= Quoted text =
-------

Queries about TMVA Application

Hi,
I was running TMVA Application after training and testing. But the output histogram that I got doesn’t seem right. I am getting only a vertical peak at ‘-0.2’ (as in the attached figure). Could you check the macro and point out if anything wrong. I actually didn’t understand how the application one works. It would be good if you could explain a bit like why we are only feeding the input of the signal and not the background. The Training and Application macros along with the signal and background input files can be found here.

Canvas_1

Regards,
Saumyen

Hello,

does the training work correctly? Did you e.g. try the TMVAGUI.C to check that the models respond correctly? (A broken model can also create responses like this …)

Yes, the training worked and the TMVAGUI also appeared.
Thanks Stephan.

-------

= Given records =
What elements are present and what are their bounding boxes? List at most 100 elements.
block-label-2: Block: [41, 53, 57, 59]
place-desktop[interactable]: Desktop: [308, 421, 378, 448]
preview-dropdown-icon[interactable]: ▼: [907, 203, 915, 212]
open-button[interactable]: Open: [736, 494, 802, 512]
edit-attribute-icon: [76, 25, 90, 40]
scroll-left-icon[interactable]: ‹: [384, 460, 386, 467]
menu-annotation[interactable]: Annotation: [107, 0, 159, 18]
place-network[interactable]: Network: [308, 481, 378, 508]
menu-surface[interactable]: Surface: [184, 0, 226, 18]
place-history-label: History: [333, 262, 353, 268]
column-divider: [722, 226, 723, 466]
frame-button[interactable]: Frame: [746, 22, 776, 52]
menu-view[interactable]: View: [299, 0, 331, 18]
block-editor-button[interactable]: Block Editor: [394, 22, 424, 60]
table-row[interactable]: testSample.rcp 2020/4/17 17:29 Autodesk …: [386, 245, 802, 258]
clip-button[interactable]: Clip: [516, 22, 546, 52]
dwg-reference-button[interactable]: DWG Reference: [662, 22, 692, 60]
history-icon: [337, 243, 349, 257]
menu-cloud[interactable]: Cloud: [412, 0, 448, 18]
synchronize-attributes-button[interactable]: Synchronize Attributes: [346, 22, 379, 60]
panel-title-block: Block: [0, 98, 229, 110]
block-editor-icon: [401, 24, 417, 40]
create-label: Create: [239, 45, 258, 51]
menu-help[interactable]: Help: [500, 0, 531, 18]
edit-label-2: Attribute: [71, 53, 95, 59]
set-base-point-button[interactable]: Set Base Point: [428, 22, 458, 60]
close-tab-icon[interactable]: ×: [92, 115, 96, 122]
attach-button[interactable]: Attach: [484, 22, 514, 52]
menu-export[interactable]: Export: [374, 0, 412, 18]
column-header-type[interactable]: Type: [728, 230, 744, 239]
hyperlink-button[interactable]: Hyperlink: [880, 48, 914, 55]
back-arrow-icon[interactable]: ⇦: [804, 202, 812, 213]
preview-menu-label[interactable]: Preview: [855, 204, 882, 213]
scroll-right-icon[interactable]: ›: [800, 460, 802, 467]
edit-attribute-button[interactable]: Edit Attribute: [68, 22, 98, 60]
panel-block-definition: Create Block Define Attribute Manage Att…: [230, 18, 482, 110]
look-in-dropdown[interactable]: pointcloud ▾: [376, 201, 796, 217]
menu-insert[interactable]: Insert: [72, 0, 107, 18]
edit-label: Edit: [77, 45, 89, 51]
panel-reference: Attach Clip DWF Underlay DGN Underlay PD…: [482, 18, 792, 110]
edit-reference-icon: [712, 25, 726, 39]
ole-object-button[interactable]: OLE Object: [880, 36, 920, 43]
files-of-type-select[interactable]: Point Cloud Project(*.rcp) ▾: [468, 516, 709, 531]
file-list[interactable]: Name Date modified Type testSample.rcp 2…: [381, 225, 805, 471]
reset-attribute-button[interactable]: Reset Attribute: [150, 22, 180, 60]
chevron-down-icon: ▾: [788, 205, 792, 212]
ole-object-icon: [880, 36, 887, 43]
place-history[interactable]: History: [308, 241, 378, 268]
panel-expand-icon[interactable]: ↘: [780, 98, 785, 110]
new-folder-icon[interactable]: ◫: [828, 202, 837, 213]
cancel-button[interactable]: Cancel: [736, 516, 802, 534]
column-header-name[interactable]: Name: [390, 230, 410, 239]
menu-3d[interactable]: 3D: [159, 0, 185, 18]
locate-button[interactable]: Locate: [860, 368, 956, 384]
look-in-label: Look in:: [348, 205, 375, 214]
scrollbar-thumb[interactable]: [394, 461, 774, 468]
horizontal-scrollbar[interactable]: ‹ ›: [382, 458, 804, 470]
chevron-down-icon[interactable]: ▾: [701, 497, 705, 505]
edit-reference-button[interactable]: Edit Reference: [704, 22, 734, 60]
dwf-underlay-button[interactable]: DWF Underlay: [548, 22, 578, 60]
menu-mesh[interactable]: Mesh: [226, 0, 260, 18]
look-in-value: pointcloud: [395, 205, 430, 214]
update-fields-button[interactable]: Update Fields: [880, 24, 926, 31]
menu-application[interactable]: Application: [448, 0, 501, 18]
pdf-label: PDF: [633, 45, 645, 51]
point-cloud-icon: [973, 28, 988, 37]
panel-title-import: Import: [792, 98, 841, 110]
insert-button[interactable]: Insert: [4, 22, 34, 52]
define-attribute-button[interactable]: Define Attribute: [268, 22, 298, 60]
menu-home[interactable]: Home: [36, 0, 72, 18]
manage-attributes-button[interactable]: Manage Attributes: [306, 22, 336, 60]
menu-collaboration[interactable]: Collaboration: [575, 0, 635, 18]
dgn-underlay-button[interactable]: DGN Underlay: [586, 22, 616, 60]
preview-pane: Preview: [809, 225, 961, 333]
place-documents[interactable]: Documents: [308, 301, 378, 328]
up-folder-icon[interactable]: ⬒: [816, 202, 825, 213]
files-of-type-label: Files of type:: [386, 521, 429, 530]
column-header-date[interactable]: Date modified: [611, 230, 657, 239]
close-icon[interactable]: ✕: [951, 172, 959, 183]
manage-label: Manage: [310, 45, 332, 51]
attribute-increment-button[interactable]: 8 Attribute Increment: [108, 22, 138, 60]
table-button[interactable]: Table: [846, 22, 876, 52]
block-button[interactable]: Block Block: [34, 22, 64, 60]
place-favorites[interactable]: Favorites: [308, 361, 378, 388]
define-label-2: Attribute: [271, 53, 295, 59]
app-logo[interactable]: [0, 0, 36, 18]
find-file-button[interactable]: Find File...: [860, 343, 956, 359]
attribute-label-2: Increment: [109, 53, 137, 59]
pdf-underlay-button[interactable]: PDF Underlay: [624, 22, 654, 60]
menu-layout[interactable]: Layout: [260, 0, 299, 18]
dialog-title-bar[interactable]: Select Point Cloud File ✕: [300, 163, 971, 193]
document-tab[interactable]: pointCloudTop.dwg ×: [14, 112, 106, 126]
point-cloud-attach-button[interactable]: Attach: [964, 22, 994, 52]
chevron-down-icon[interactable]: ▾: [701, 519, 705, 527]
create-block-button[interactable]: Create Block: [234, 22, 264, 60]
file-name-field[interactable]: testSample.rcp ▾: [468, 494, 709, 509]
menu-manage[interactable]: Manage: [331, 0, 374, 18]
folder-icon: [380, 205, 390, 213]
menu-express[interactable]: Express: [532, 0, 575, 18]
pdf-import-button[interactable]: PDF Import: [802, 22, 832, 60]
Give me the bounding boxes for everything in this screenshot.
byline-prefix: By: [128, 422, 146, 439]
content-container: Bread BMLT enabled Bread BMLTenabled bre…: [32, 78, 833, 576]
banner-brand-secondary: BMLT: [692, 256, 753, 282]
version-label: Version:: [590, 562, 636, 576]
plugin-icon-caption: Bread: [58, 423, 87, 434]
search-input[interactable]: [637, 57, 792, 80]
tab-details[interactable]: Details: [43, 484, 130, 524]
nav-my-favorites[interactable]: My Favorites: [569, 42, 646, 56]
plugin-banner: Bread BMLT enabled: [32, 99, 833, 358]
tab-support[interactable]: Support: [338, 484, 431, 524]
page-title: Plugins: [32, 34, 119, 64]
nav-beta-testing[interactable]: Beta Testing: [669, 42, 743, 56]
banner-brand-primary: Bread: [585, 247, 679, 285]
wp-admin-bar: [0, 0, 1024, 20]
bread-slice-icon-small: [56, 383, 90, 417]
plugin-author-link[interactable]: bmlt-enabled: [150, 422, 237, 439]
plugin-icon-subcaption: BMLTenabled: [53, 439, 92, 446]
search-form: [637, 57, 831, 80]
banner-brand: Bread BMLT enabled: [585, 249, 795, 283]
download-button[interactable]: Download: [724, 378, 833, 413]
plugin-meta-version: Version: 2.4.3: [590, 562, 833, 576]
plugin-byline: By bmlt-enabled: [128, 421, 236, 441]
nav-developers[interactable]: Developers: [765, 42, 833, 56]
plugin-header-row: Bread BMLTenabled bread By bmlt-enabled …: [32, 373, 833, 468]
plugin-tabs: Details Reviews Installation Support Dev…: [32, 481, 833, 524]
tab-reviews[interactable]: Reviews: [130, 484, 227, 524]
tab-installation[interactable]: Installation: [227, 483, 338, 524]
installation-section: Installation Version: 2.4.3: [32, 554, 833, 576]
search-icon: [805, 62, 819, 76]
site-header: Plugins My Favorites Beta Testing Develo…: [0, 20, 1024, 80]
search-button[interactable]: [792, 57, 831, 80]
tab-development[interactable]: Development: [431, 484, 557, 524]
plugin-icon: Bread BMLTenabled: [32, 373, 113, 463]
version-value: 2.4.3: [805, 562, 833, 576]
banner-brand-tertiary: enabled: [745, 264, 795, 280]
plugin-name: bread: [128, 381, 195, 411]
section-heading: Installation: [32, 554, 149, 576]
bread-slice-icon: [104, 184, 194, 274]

-------

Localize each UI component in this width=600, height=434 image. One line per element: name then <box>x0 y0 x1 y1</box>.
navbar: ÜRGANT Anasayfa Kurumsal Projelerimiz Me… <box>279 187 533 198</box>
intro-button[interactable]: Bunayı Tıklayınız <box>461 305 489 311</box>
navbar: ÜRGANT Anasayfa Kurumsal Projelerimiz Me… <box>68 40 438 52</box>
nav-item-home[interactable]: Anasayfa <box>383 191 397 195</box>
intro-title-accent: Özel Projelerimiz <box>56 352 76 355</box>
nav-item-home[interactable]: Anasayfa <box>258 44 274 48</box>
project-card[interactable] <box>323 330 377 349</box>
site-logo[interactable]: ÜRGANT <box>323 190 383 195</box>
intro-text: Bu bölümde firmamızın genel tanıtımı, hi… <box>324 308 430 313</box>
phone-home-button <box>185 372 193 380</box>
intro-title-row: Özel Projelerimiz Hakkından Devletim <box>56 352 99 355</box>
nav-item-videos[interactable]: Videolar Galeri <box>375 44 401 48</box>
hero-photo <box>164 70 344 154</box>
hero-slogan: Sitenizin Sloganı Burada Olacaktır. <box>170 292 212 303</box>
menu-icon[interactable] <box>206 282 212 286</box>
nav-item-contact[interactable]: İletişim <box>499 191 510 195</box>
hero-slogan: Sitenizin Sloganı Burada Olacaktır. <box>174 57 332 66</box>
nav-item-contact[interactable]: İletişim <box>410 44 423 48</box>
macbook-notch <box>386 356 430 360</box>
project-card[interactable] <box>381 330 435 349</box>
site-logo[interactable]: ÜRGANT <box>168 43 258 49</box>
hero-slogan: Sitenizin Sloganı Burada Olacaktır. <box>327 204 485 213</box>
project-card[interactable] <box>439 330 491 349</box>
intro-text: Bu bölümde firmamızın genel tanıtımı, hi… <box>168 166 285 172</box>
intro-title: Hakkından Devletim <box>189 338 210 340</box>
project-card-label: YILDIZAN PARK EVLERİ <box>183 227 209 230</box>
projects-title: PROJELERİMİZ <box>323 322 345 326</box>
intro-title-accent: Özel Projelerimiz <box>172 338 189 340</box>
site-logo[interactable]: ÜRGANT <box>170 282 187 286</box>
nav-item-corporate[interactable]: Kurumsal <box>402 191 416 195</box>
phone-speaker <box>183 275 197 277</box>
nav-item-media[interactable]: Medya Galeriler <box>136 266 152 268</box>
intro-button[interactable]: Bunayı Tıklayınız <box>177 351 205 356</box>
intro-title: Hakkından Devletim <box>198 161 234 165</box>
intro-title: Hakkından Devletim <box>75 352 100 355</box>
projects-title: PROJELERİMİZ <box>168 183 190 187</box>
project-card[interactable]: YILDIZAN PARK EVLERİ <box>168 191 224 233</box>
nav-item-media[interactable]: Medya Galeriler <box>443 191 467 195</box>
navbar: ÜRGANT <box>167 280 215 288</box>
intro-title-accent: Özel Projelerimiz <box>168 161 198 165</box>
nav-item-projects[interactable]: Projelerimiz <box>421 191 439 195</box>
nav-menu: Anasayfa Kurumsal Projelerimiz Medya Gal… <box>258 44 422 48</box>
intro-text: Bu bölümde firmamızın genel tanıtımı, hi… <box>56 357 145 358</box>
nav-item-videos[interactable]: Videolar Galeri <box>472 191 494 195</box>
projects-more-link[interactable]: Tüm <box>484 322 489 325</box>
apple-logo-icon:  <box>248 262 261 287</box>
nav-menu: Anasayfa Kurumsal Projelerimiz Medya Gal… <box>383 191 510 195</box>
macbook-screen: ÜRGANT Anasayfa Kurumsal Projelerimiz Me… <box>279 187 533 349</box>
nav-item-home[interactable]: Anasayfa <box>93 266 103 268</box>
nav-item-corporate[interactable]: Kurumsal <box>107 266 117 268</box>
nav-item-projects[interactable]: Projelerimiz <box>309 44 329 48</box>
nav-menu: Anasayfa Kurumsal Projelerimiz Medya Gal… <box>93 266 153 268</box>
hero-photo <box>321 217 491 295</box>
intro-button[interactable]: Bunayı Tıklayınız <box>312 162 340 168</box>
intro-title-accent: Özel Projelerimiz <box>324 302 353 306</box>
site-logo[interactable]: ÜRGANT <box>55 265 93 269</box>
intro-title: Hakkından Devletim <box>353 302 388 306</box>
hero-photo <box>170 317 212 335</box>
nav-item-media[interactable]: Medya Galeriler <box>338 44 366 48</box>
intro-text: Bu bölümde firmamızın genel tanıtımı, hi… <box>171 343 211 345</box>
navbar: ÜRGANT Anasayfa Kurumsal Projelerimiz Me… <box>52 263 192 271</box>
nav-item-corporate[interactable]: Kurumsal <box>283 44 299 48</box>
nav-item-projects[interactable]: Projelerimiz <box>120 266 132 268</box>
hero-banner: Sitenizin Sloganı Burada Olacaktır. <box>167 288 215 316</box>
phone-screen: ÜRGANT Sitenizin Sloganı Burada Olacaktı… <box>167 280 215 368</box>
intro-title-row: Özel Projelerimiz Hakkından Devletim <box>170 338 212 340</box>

-------

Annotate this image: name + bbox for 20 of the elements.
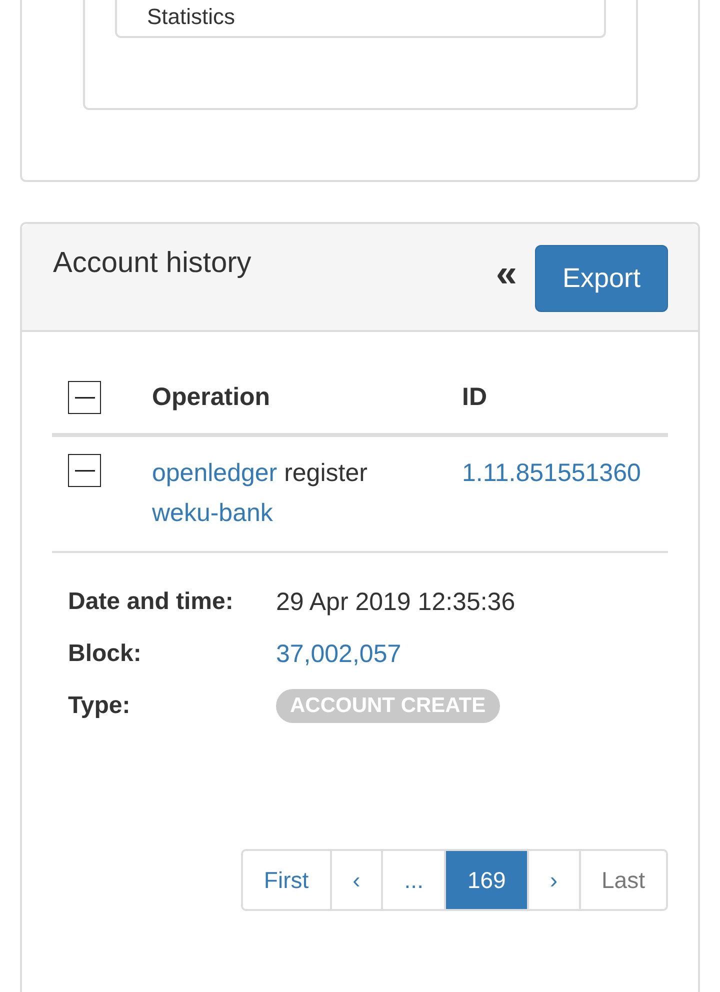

-------

= Set of tasks =
1. In the TMVA forum thread, rewrite the paragraph beginning "I was running TMVA Application" more briefly while keeping its main facts.
2. List every file or macro that the opening post of the TMVA forum thread says can be found at its link.
3. Write the next post of the TMVA forum thread, following on from its final line.

= Answers to the problems =
1. After training and testing, the poster ran TMVA Application, but the output histogram looks wrong: it shows only a vertical peak at -0.2, as in the attached figure. The poster asks for the macro to be checked for mistakes. They also ask for an explanation of how the application step works, including why only the signal input is fed in and not the background. The Training and Application macros and the signal and background input files are available at a link.

2.
- Training macro
- Application macro
- Signal input file
- Background input file

3.
Saumyen

I found the problem:
You are never writing into the variables that you gave to the reader. See the assignments in the loop in the example code here:
https://root.cern.ch/doc/master/classTMVA_1_1Reader.html

I guess what can also work is to attach the variables both to the reader and as branches to the tree, so the tree directly loads them in a place where the reader picks them up.

Thanks again, Stephan. I got the mistakes. And corrected it. Could you please check the code again; because, I am getting the same kind of result again. Here’s the code.
Application.C (3.6 KB)
Canvas_1

Thanks,
Saumyen

I cannot run your example, but can you simply test if the values of zlepM, zdPHI etc change when you load the next event? Just print them.

Yes, I checked and there is something wrong. I am getting values ‘0’ for all events. That means it’s not getting loaded to the reader, right? But, how to fix this?

Saumyen

Can you first check that values are getting loaded from the tree?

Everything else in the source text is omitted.